> **TO BE DONE**
Search the records below for the word "object" and show every line where it occurs.

> **PROVIDED RECORDS**
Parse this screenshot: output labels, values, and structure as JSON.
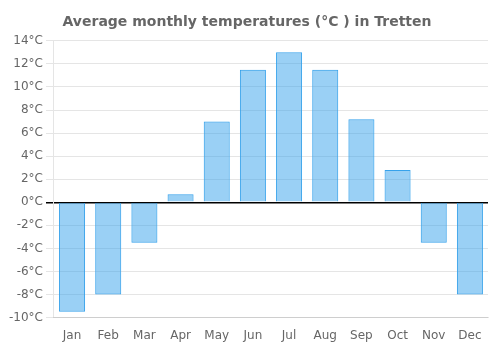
{
  "chart_data": {
    "type": "bar",
    "title": "Average monthly temperatures (°C ) in Tretten",
    "categories": [
      "Jan",
      "Feb",
      "Mar",
      "Apr",
      "May",
      "Jun",
      "Jul",
      "Aug",
      "Sep",
      "Oct",
      "Nov",
      "Dec"
    ],
    "values": [
      -9.5,
      -8.0,
      -3.5,
      0.7,
      7.0,
      11.5,
      13.0,
      11.5,
      7.2,
      2.8,
      -3.5,
      -8.0
    ],
    "ylim": [
      -10,
      14
    ],
    "yticks": [
      {
        "value": -10,
        "label": "-10°C"
      },
      {
        "value": -8,
        "label": "-8°C"
      },
      {
        "value": -6,
        "label": "-6°C"
      },
      {
        "value": -4,
        "label": "-4°C"
      },
      {
        "value": -2,
        "label": "-2°C"
      },
      {
        "value": 0,
        "label": "0°C"
      },
      {
        "value": 2,
        "label": "2°C"
      },
      {
        "value": 4,
        "label": "4°C"
      },
      {
        "value": 6,
        "label": "6°C"
      },
      {
        "value": 8,
        "label": "8°C"
      },
      {
        "value": 10,
        "label": "10°C"
      },
      {
        "value": 12,
        "label": "12°C"
      },
      {
        "value": 14,
        "label": "14°C"
      }
    ],
    "grid": true
  }
}
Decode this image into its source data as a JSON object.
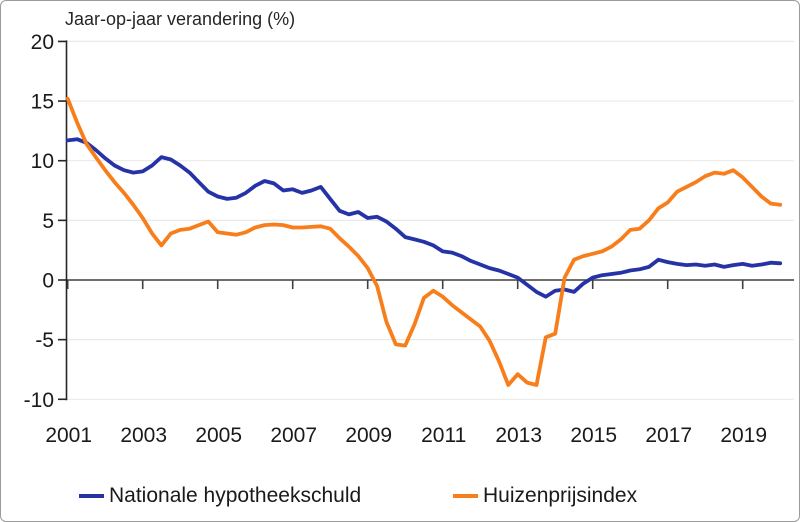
{
  "window": {
    "background": "#ffffff",
    "border_color": "#9b9b9b"
  },
  "chart_data": {
    "type": "line",
    "title": "Jaar-op-jaar verandering (%)",
    "xlabel": "",
    "ylabel": "",
    "ylim": [
      -10,
      20
    ],
    "xlim": [
      2001.0,
      2020.4
    ],
    "grid": "horizontal",
    "legend_position": "bottom",
    "x_start": 2001.0,
    "x_step": 0.25,
    "x_tick_labels": [
      "2001",
      "2003",
      "2005",
      "2007",
      "2009",
      "2011",
      "2013",
      "2015",
      "2017",
      "2019"
    ],
    "x_tick_years": [
      2001,
      2003,
      2005,
      2007,
      2009,
      2011,
      2013,
      2015,
      2017,
      2019
    ],
    "y_ticks": [
      20,
      15,
      10,
      5,
      0,
      -5,
      -10
    ],
    "y_tick_labels": [
      "20",
      "15",
      "10",
      "5",
      "0",
      "-5",
      "-10"
    ],
    "zero_line_color": "#3f3f3f",
    "gridline_color": "#e9e9e9",
    "axis_color": "#262626",
    "series": [
      {
        "name": "Nationale hypotheekschuld",
        "color": "#2533a6",
        "values": [
          11.7,
          11.8,
          11.5,
          10.9,
          10.2,
          9.6,
          9.2,
          9.0,
          9.1,
          9.6,
          10.3,
          10.1,
          9.6,
          9.0,
          8.2,
          7.4,
          7.0,
          6.8,
          6.9,
          7.3,
          7.9,
          8.3,
          8.1,
          7.5,
          7.6,
          7.3,
          7.5,
          7.8,
          6.8,
          5.8,
          5.5,
          5.7,
          5.2,
          5.3,
          4.9,
          4.3,
          3.6,
          3.4,
          3.2,
          2.9,
          2.4,
          2.3,
          2.0,
          1.6,
          1.3,
          1.0,
          0.8,
          0.5,
          0.2,
          -0.4,
          -1.0,
          -1.4,
          -0.9,
          -0.8,
          -1.0,
          -0.3,
          0.2,
          0.4,
          0.5,
          0.6,
          0.8,
          0.9,
          1.1,
          1.7,
          1.5,
          1.35,
          1.25,
          1.3,
          1.2,
          1.3,
          1.1,
          1.25,
          1.35,
          1.2,
          1.3,
          1.45,
          1.4
        ]
      },
      {
        "name": "Huizenprijsindex",
        "color": "#f87e1b",
        "values": [
          15.2,
          13.2,
          11.4,
          10.3,
          9.2,
          8.2,
          7.3,
          6.3,
          5.2,
          3.9,
          2.9,
          3.9,
          4.2,
          4.3,
          4.6,
          4.9,
          4.0,
          3.9,
          3.8,
          4.0,
          4.4,
          4.6,
          4.65,
          4.6,
          4.4,
          4.4,
          4.45,
          4.5,
          4.3,
          3.5,
          2.8,
          2.0,
          1.0,
          -0.5,
          -3.5,
          -5.4,
          -5.5,
          -3.7,
          -1.5,
          -0.9,
          -1.4,
          -2.1,
          -2.7,
          -3.3,
          -3.9,
          -5.1,
          -6.8,
          -8.8,
          -7.9,
          -8.6,
          -8.8,
          -4.8,
          -4.5,
          0.2,
          1.7,
          2.0,
          2.2,
          2.4,
          2.8,
          3.4,
          4.2,
          4.3,
          5.0,
          6.0,
          6.5,
          7.4,
          7.8,
          8.2,
          8.7,
          9.0,
          8.9,
          9.2,
          8.6,
          7.8,
          7.0,
          6.4,
          6.3
        ]
      }
    ]
  }
}
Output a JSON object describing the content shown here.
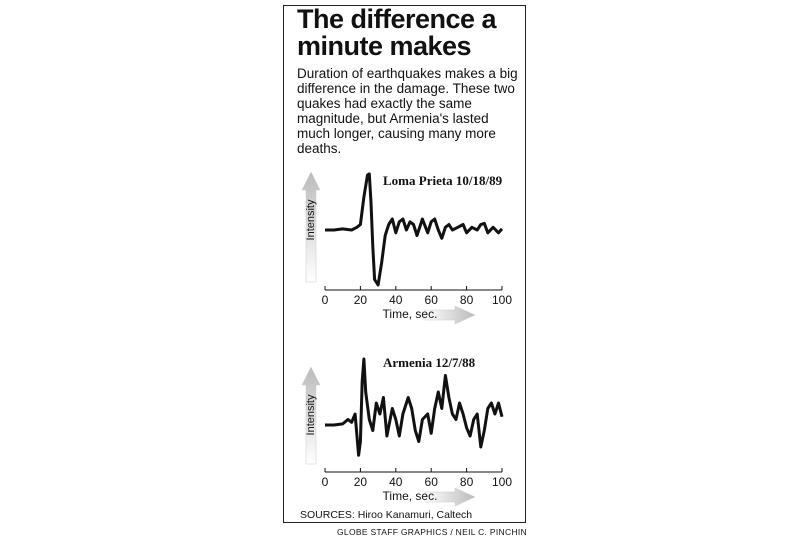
{
  "header": {
    "title": "The difference a minute makes",
    "description": "Duration of earthquakes makes a big difference in the damage. These two quakes had exactly the same magnitude, but Armenia's lasted much longer, causing many more deaths."
  },
  "chart_data": [
    {
      "type": "line",
      "title": "Loma Prieta 10/18/89",
      "y_label": "Intensity",
      "x_label": "Time, sec.",
      "x": [
        0,
        5,
        10,
        15,
        18,
        20,
        22,
        24,
        25,
        26,
        27,
        28,
        30,
        32,
        34,
        36,
        38,
        40,
        42,
        44,
        46,
        48,
        50,
        52,
        55,
        58,
        60,
        62,
        64,
        66,
        68,
        70,
        72,
        75,
        78,
        80,
        83,
        86,
        88,
        90,
        92,
        95,
        98,
        100
      ],
      "series": [
        {
          "color": "#111111",
          "values": [
            0,
            0,
            0.02,
            0,
            0.05,
            0.1,
            0.6,
            1.0,
            1.02,
            0.5,
            -0.3,
            -0.9,
            -1.0,
            -0.6,
            -0.1,
            0.1,
            0.2,
            -0.05,
            0.15,
            0.2,
            0,
            0.15,
            0.1,
            -0.1,
            0.2,
            -0.05,
            0.15,
            0.2,
            0,
            -0.15,
            0.05,
            0.1,
            0,
            0.05,
            0.1,
            -0.05,
            0.05,
            0,
            0.1,
            0.12,
            -0.05,
            0.05,
            -0.05,
            0.02
          ]
        }
      ],
      "xlim": [
        0,
        100
      ],
      "xticks": [
        0,
        20,
        40,
        60,
        80,
        100
      ],
      "ylim": [
        -1.2,
        1.2
      ]
    },
    {
      "type": "line",
      "title": "Armenia 12/7/88",
      "y_label": "Intensity",
      "x_label": "Time, sec.",
      "x": [
        0,
        5,
        10,
        13,
        15,
        17,
        19,
        20,
        21,
        22,
        23,
        25,
        27,
        29,
        31,
        33,
        35,
        38,
        40,
        42,
        44,
        47,
        49,
        51,
        53,
        55,
        58,
        60,
        62,
        64,
        66,
        68,
        70,
        72,
        74,
        76,
        78,
        80,
        82,
        84,
        86,
        88,
        90,
        92,
        94,
        96,
        98,
        100
      ],
      "series": [
        {
          "color": "#111111",
          "values": [
            0,
            0,
            0.02,
            0.1,
            0.05,
            0.2,
            -0.55,
            -0.3,
            0.8,
            1.2,
            0.6,
            0.1,
            -0.1,
            0.4,
            0.2,
            0.5,
            -0.2,
            0.3,
            0.1,
            -0.2,
            0.2,
            0.5,
            0.3,
            -0.1,
            -0.3,
            0.1,
            0.2,
            -0.15,
            0.3,
            0.6,
            0.3,
            0.9,
            0.5,
            0.2,
            0.1,
            0.4,
            0.2,
            -0.05,
            -0.2,
            0.1,
            0.2,
            -0.4,
            -0.1,
            0.3,
            0.4,
            0.2,
            0.4,
            0.15
          ]
        }
      ],
      "xlim": [
        0,
        100
      ],
      "xticks": [
        0,
        20,
        40,
        60,
        80,
        100
      ],
      "ylim": [
        -1.2,
        1.2
      ]
    }
  ],
  "sources": "SOURCES: Hiroo Kanamuri, Caltech",
  "credit": "GLOBE STAFF GRAPHICS / NEIL C. PINCHIN"
}
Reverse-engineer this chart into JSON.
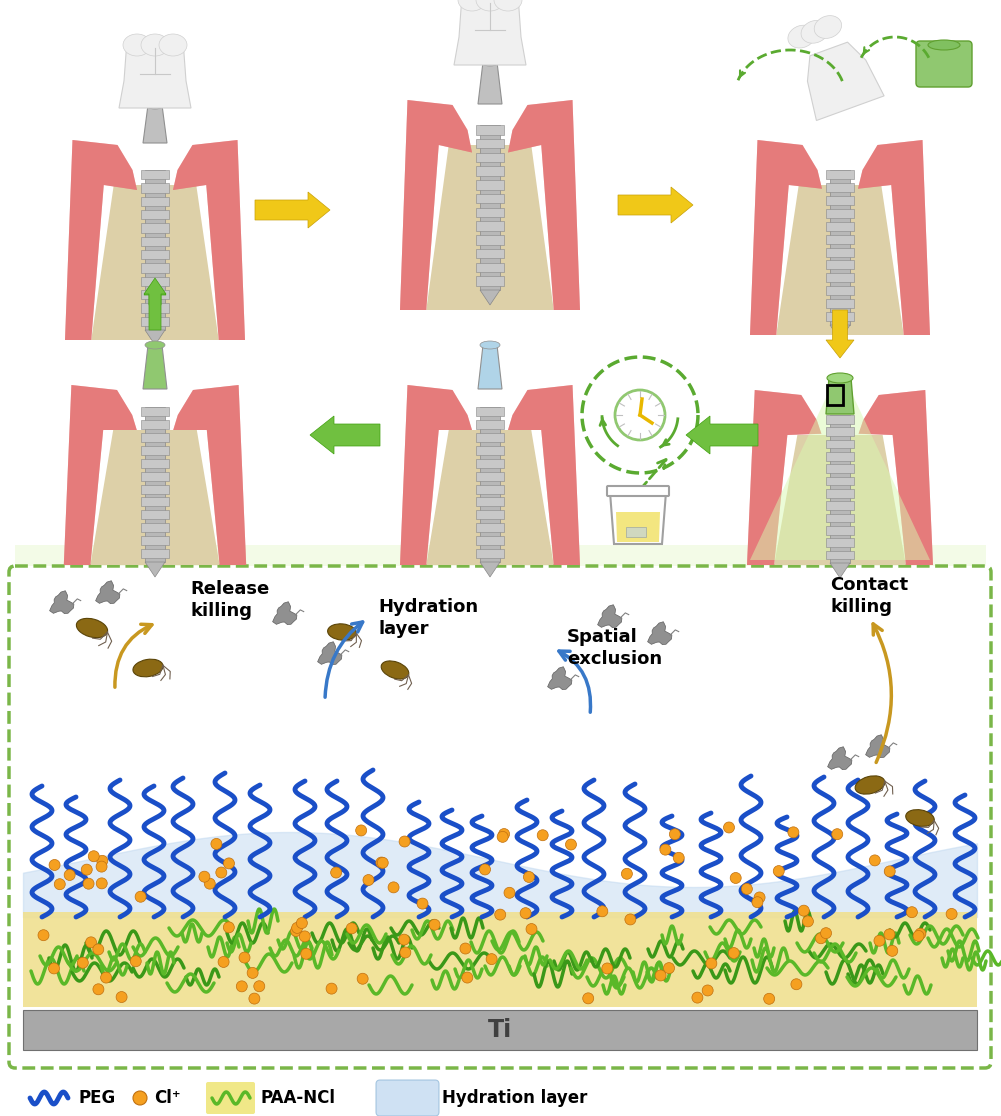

> **FULL SOLUTION**
Decode this image into its source data as a JSON object.
Output a JSON object describing the content shown here.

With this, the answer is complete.